Supplied information:
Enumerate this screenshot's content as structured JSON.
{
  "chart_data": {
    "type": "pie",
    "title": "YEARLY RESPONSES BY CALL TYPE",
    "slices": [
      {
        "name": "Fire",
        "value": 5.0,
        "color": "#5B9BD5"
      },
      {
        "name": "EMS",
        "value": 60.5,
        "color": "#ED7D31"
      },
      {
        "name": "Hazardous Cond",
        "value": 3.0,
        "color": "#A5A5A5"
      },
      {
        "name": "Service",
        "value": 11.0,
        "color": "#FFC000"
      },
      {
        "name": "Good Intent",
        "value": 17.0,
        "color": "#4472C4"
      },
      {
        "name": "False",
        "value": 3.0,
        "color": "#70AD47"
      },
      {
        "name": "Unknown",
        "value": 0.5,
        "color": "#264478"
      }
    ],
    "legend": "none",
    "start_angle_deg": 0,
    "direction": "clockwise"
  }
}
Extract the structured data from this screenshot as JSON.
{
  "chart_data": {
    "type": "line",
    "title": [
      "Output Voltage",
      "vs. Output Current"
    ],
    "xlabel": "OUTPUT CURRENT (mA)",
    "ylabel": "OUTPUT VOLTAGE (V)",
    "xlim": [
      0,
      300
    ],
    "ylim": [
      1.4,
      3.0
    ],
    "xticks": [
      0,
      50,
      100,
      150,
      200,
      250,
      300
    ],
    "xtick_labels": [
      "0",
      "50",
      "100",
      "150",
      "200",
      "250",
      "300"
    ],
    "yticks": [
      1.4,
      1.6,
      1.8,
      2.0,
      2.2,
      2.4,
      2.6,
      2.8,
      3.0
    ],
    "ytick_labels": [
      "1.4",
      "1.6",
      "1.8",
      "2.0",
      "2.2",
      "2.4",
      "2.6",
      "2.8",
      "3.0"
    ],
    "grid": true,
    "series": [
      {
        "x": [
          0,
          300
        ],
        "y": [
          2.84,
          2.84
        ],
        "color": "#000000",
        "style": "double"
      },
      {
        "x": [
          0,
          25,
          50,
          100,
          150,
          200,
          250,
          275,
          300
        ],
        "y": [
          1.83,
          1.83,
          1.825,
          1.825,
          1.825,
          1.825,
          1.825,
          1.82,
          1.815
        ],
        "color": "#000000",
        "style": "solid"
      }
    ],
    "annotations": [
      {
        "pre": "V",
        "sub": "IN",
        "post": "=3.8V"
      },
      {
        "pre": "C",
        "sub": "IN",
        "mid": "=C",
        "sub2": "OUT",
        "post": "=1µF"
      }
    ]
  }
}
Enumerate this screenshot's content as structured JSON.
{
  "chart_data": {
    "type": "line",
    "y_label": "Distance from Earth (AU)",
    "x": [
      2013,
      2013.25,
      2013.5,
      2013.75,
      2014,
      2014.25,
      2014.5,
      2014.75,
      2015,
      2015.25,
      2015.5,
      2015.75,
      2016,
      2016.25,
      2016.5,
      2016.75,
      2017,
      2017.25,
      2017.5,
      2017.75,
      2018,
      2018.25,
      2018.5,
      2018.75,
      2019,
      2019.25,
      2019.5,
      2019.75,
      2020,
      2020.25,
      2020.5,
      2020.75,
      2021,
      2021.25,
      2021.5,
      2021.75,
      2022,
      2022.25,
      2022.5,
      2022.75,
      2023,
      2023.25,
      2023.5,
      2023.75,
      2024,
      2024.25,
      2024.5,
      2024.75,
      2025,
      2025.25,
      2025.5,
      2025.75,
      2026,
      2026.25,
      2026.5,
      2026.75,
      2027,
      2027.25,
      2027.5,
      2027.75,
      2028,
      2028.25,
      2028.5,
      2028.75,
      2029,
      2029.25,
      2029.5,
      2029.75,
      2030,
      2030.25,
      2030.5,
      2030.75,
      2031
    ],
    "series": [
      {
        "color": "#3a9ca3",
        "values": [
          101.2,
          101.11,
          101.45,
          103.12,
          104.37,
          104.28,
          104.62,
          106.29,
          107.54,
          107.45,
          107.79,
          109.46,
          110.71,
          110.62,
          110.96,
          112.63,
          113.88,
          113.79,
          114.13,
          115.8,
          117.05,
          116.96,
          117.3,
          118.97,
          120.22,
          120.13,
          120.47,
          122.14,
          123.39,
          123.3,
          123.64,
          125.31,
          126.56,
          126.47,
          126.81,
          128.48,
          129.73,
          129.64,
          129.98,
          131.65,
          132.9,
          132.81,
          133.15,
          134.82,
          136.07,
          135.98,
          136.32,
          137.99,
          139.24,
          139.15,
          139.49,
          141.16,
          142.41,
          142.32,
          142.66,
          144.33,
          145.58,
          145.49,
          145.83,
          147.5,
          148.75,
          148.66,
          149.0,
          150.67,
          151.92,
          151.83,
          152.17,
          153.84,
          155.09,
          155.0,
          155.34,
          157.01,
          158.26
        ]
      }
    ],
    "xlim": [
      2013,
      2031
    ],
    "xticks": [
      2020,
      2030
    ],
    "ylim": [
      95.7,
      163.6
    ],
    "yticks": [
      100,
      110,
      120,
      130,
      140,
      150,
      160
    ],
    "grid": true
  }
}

The problem: Type out the material again exactly as presented.

Answer to the exercise:
Enumerate this screenshot's content as structured JSON.
{
  "chart_data": {
    "type": "pie",
    "title": "YEARLY RESPONSES BY CALL TYPE",
    "slices": [
      {
        "name": "Fire",
        "value": 5.0,
        "color": "#5B9BD5"
      },
      {
        "name": "EMS",
        "value": 60.5,
        "color": "#ED7D31"
      },
      {
        "name": "Hazardous Cond",
        "value": 3.0,
        "color": "#A5A5A5"
      },
      {
        "name": "Service",
        "value": 11.0,
        "color": "#FFC000"
      },
      {
        "name": "Good Intent",
        "value": 17.0,
        "color": "#4472C4"
      },
      {
        "name": "False",
        "value": 3.0,
        "color": "#70AD47"
      },
      {
        "name": "Unknown",
        "value": 0.5,
        "color": "#264478"
      }
    ],
    "legend": "none",
    "start_angle_deg": 0,
    "direction": "clockwise"
  }
}
Extract the structured data from this screenshot as JSON.
{
  "chart_data": {
    "type": "line",
    "title": [
      "Output Voltage",
      "vs. Output Current"
    ],
    "xlabel": "OUTPUT CURRENT (mA)",
    "ylabel": "OUTPUT VOLTAGE (V)",
    "xlim": [
      0,
      300
    ],
    "ylim": [
      1.4,
      3.0
    ],
    "xticks": [
      0,
      50,
      100,
      150,
      200,
      250,
      300
    ],
    "xtick_labels": [
      "0",
      "50",
      "100",
      "150",
      "200",
      "250",
      "300"
    ],
    "yticks": [
      1.4,
      1.6,
      1.8,
      2.0,
      2.2,
      2.4,
      2.6,
      2.8,
      3.0
    ],
    "ytick_labels": [
      "1.4",
      "1.6",
      "1.8",
      "2.0",
      "2.2",
      "2.4",
      "2.6",
      "2.8",
      "3.0"
    ],
    "grid": true,
    "series": [
      {
        "x": [
          0,
          300
        ],
        "y": [
          2.84,
          2.84
        ],
        "color": "#000000",
        "style": "double"
      },
      {
        "x": [
          0,
          25,
          50,
          100,
          150,
          200,
          250,
          275,
          300
        ],
        "y": [
          1.83,
          1.83,
          1.825,
          1.825,
          1.825,
          1.825,
          1.825,
          1.82,
          1.815
        ],
        "color": "#000000",
        "style": "solid"
      }
    ],
    "annotations": [
      {
        "pre": "V",
        "sub": "IN",
        "post": "=3.8V"
      },
      {
        "pre": "C",
        "sub": "IN",
        "mid": "=C",
        "sub2": "OUT",
        "post": "=1µF"
      }
    ]
  }
}
Enumerate this screenshot's content as structured JSON.
{
  "chart_data": {
    "type": "line",
    "y_label": "Distance from Earth (AU)",
    "x": [
      2013,
      2013.25,
      2013.5,
      2013.75,
      2014,
      2014.25,
      2014.5,
      2014.75,
      2015,
      2015.25,
      2015.5,
      2015.75,
      2016,
      2016.25,
      2016.5,
      2016.75,
      2017,
      2017.25,
      2017.5,
      2017.75,
      2018,
      2018.25,
      2018.5,
      2018.75,
      2019,
      2019.25,
      2019.5,
      2019.75,
      2020,
      2020.25,
      2020.5,
      2020.75,
      2021,
      2021.25,
      2021.5,
      2021.75,
      2022,
      2022.25,
      2022.5,
      2022.75,
      2023,
      2023.25,
      2023.5,
      2023.75,
      2024,
      2024.25,
      2024.5,
      2024.75,
      2025,
      2025.25,
      2025.5,
      2025.75,
      2026,
      2026.25,
      2026.5,
      2026.75,
      2027,
      2027.25,
      2027.5,
      2027.75,
      2028,
      2028.25,
      2028.5,
      2028.75,
      2029,
      2029.25,
      2029.5,
      2029.75,
      2030,
      2030.25,
      2030.5,
      2030.75,
      2031
    ],
    "series": [
      {
        "color": "#3a9ca3",
        "values": [
          101.2,
          101.11,
          101.45,
          103.12,
          104.37,
          104.28,
          104.62,
          106.29,
          107.54,
          107.45,
          107.79,
          109.46,
          110.71,
          110.62,
          110.96,
          112.63,
          113.88,
          113.79,
          114.13,
          115.8,
          117.05,
          116.96,
          117.3,
          118.97,
          120.22,
          120.13,
          120.47,
          122.14,
          123.39,
          123.3,
          123.64,
          125.31,
          126.56,
          126.47,
          126.81,
          128.48,
          129.73,
          129.64,
          129.98,
          131.65,
          132.9,
          132.81,
          133.15,
          134.82,
          136.07,
          135.98,
          136.32,
          137.99,
          139.24,
          139.15,
          139.49,
          141.16,
          142.41,
          142.32,
          142.66,
          144.33,
          145.58,
          145.49,
          145.83,
          147.5,
          148.75,
          148.66,
          149.0,
          150.67,
          151.92,
          151.83,
          152.17,
          153.84,
          155.09,
          155.0,
          155.34,
          157.01,
          158.26
        ]
      }
    ],
    "xlim": [
      2013,
      2031
    ],
    "xticks": [
      2020,
      2030
    ],
    "ylim": [
      95.7,
      163.6
    ],
    "yticks": [
      100,
      110,
      120,
      130,
      140,
      150,
      160
    ],
    "grid": true
  }
}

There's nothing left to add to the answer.